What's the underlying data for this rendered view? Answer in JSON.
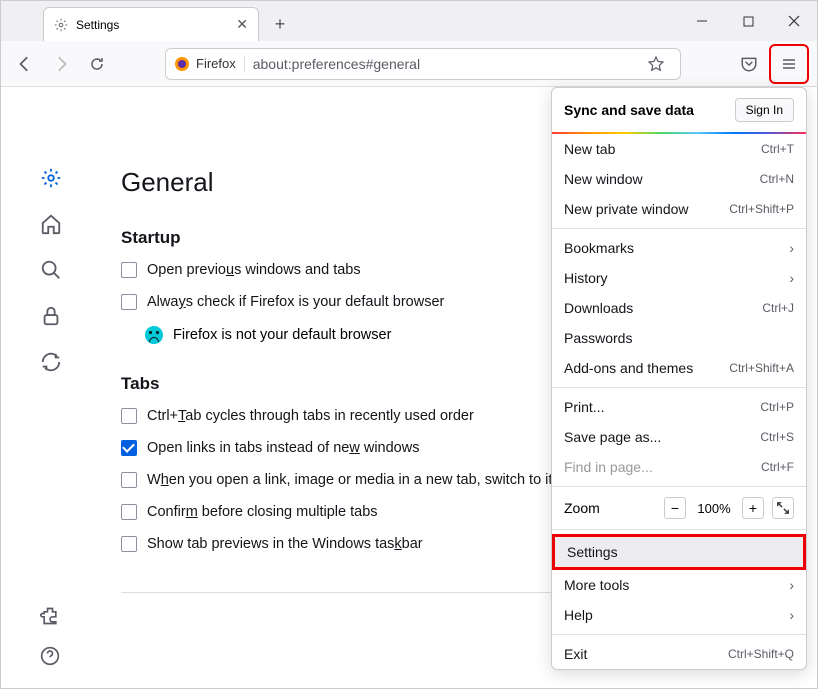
{
  "tab": {
    "title": "Settings"
  },
  "url": {
    "identity": "Firefox",
    "value": "about:preferences#general"
  },
  "page": {
    "title": "General",
    "startup": {
      "heading": "Startup",
      "prev": "Open previous windows and tabs",
      "default_check": "Always check if Firefox is your default browser",
      "not_default": "Firefox is not your default browser"
    },
    "tabs": {
      "heading": "Tabs",
      "cycle": "Ctrl+Tab cycles through tabs in recently used order",
      "openlinks": "Open links in tabs instead of new windows",
      "switch": "When you open a link, image or media in a new tab, switch to it immediately",
      "confirm": "Confirm before closing multiple tabs",
      "taskbar": "Show tab previews in the Windows taskbar"
    }
  },
  "menu": {
    "sync_title": "Sync and save data",
    "signin": "Sign In",
    "newtab": {
      "l": "New tab",
      "s": "Ctrl+T"
    },
    "newwin": {
      "l": "New window",
      "s": "Ctrl+N"
    },
    "newpriv": {
      "l": "New private window",
      "s": "Ctrl+Shift+P"
    },
    "bookmarks": "Bookmarks",
    "history": "History",
    "downloads": {
      "l": "Downloads",
      "s": "Ctrl+J"
    },
    "passwords": "Passwords",
    "addons": {
      "l": "Add-ons and themes",
      "s": "Ctrl+Shift+A"
    },
    "print": {
      "l": "Print...",
      "s": "Ctrl+P"
    },
    "save": {
      "l": "Save page as...",
      "s": "Ctrl+S"
    },
    "find": {
      "l": "Find in page...",
      "s": "Ctrl+F"
    },
    "zoom": {
      "l": "Zoom",
      "v": "100%"
    },
    "settings": "Settings",
    "moretools": "More tools",
    "help": "Help",
    "exit": {
      "l": "Exit",
      "s": "Ctrl+Shift+Q"
    }
  }
}
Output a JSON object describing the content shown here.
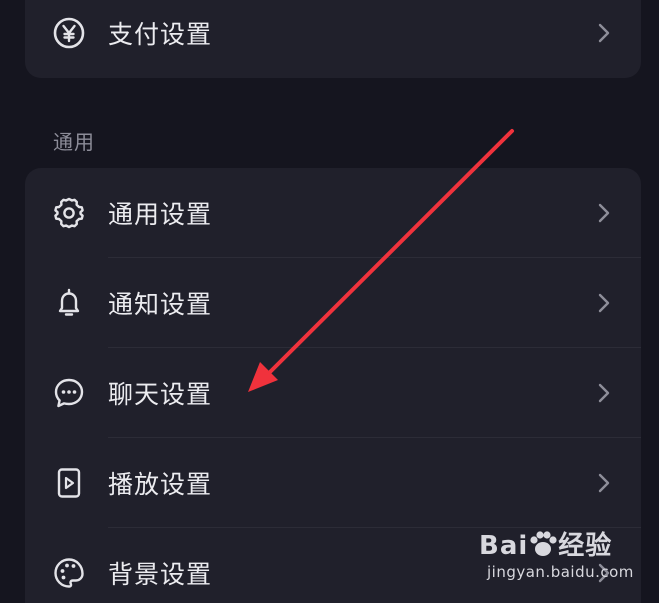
{
  "top_section": {
    "items": [
      {
        "label": "支付设置",
        "icon": "yen-circle-icon"
      }
    ]
  },
  "general_section": {
    "title": "通用",
    "items": [
      {
        "label": "通用设置",
        "icon": "gear-icon"
      },
      {
        "label": "通知设置",
        "icon": "bell-icon"
      },
      {
        "label": "聊天设置",
        "icon": "chat-bubble-icon"
      },
      {
        "label": "播放设置",
        "icon": "play-file-icon"
      },
      {
        "label": "背景设置",
        "icon": "palette-icon"
      }
    ]
  },
  "watermark": {
    "brand": "Bai",
    "brand_suffix": "经验",
    "url": "jingyan.baidu.com"
  },
  "colors": {
    "background": "#15151f",
    "card": "#20202b",
    "text": "#ececf0",
    "section_title": "#8c8c98",
    "chevron": "#8e8e99",
    "annotation_arrow": "#f0323c"
  }
}
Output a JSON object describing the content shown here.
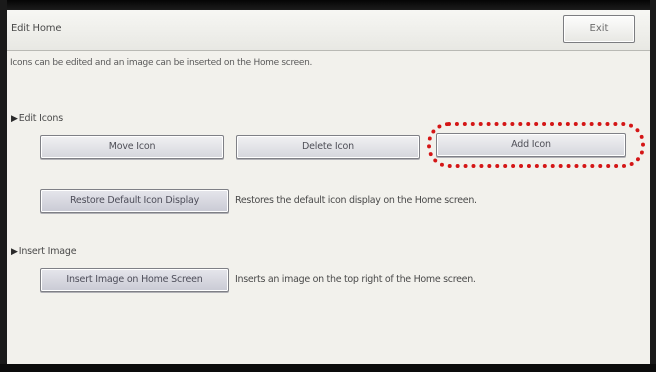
{
  "header": {
    "title": "Edit Home",
    "exit_label": "Exit"
  },
  "description": "Icons can be edited and an image can be inserted on the Home screen.",
  "edit_icons": {
    "heading": "Edit Icons",
    "move_label": "Move Icon",
    "delete_label": "Delete Icon",
    "add_label": "Add Icon",
    "restore_label": "Restore Default Icon Display",
    "restore_description": "Restores the default icon display on the Home screen."
  },
  "insert_image": {
    "heading": "Insert Image",
    "insert_label": "Insert Image on Home Screen",
    "insert_description": "Inserts an image on the top right of the Home screen."
  },
  "annotation": {
    "highlight_color": "#d41616",
    "highlighted_item": "Add Icon"
  },
  "icons": {
    "section_arrow": "triangle-right-icon"
  }
}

........

- [WHAT IS ASKED]:
Every entry must be written out exactly, with all pictures left out.

- [RESPONSE BELOW]:
What's the underlying data for this rendered view? Answer in JSON.
{
  "tab": {
    "title": "Settings"
  },
  "url": {
    "identity": "Firefox",
    "value": "about:preferences#general"
  },
  "page": {
    "title": "General",
    "startup": {
      "heading": "Startup",
      "prev": "Open previous windows and tabs",
      "default_check": "Always check if Firefox is your default browser",
      "not_default": "Firefox is not your default browser"
    },
    "tabs": {
      "heading": "Tabs",
      "cycle": "Ctrl+Tab cycles through tabs in recently used order",
      "openlinks": "Open links in tabs instead of new windows",
      "switch": "When you open a link, image or media in a new tab, switch to it immediately",
      "confirm": "Confirm before closing multiple tabs",
      "taskbar": "Show tab previews in the Windows taskbar"
    }
  },
  "menu": {
    "sync_title": "Sync and save data",
    "signin": "Sign In",
    "newtab": {
      "l": "New tab",
      "s": "Ctrl+T"
    },
    "newwin": {
      "l": "New window",
      "s": "Ctrl+N"
    },
    "newpriv": {
      "l": "New private window",
      "s": "Ctrl+Shift+P"
    },
    "bookmarks": "Bookmarks",
    "history": "History",
    "downloads": {
      "l": "Downloads",
      "s": "Ctrl+J"
    },
    "passwords": "Passwords",
    "addons": {
      "l": "Add-ons and themes",
      "s": "Ctrl+Shift+A"
    },
    "print": {
      "l": "Print...",
      "s": "Ctrl+P"
    },
    "save": {
      "l": "Save page as...",
      "s": "Ctrl+S"
    },
    "find": {
      "l": "Find in page...",
      "s": "Ctrl+F"
    },
    "zoom": {
      "l": "Zoom",
      "v": "100%"
    },
    "settings": "Settings",
    "moretools": "More tools",
    "help": "Help",
    "exit": {
      "l": "Exit",
      "s": "Ctrl+Shift+Q"
    }
  }
}
Output a JSON object describing the content shown here.
{
  "top_section": {
    "items": [
      {
        "label": "支付设置",
        "icon": "yen-circle-icon"
      }
    ]
  },
  "general_section": {
    "title": "通用",
    "items": [
      {
        "label": "通用设置",
        "icon": "gear-icon"
      },
      {
        "label": "通知设置",
        "icon": "bell-icon"
      },
      {
        "label": "聊天设置",
        "icon": "chat-bubble-icon"
      },
      {
        "label": "播放设置",
        "icon": "play-file-icon"
      },
      {
        "label": "背景设置",
        "icon": "palette-icon"
      }
    ]
  },
  "watermark": {
    "brand": "Bai",
    "brand_suffix": "经验",
    "url": "jingyan.baidu.com"
  },
  "colors": {
    "background": "#15151f",
    "card": "#20202b",
    "text": "#ececf0",
    "section_title": "#8c8c98",
    "chevron": "#8e8e99",
    "annotation_arrow": "#f0323c"
  }
}
Output a JSON object describing the content shown here.
{
  "header": {
    "title": "Edit Home",
    "exit_label": "Exit"
  },
  "description": "Icons can be edited and an image can be inserted on the Home screen.",
  "edit_icons": {
    "heading": "Edit Icons",
    "move_label": "Move Icon",
    "delete_label": "Delete Icon",
    "add_label": "Add Icon",
    "restore_label": "Restore Default Icon Display",
    "restore_description": "Restores the default icon display on the Home screen."
  },
  "insert_image": {
    "heading": "Insert Image",
    "insert_label": "Insert Image on Home Screen",
    "insert_description": "Inserts an image on the top right of the Home screen."
  },
  "annotation": {
    "highlight_color": "#d41616",
    "highlighted_item": "Add Icon"
  },
  "icons": {
    "section_arrow": "triangle-right-icon"
  }
}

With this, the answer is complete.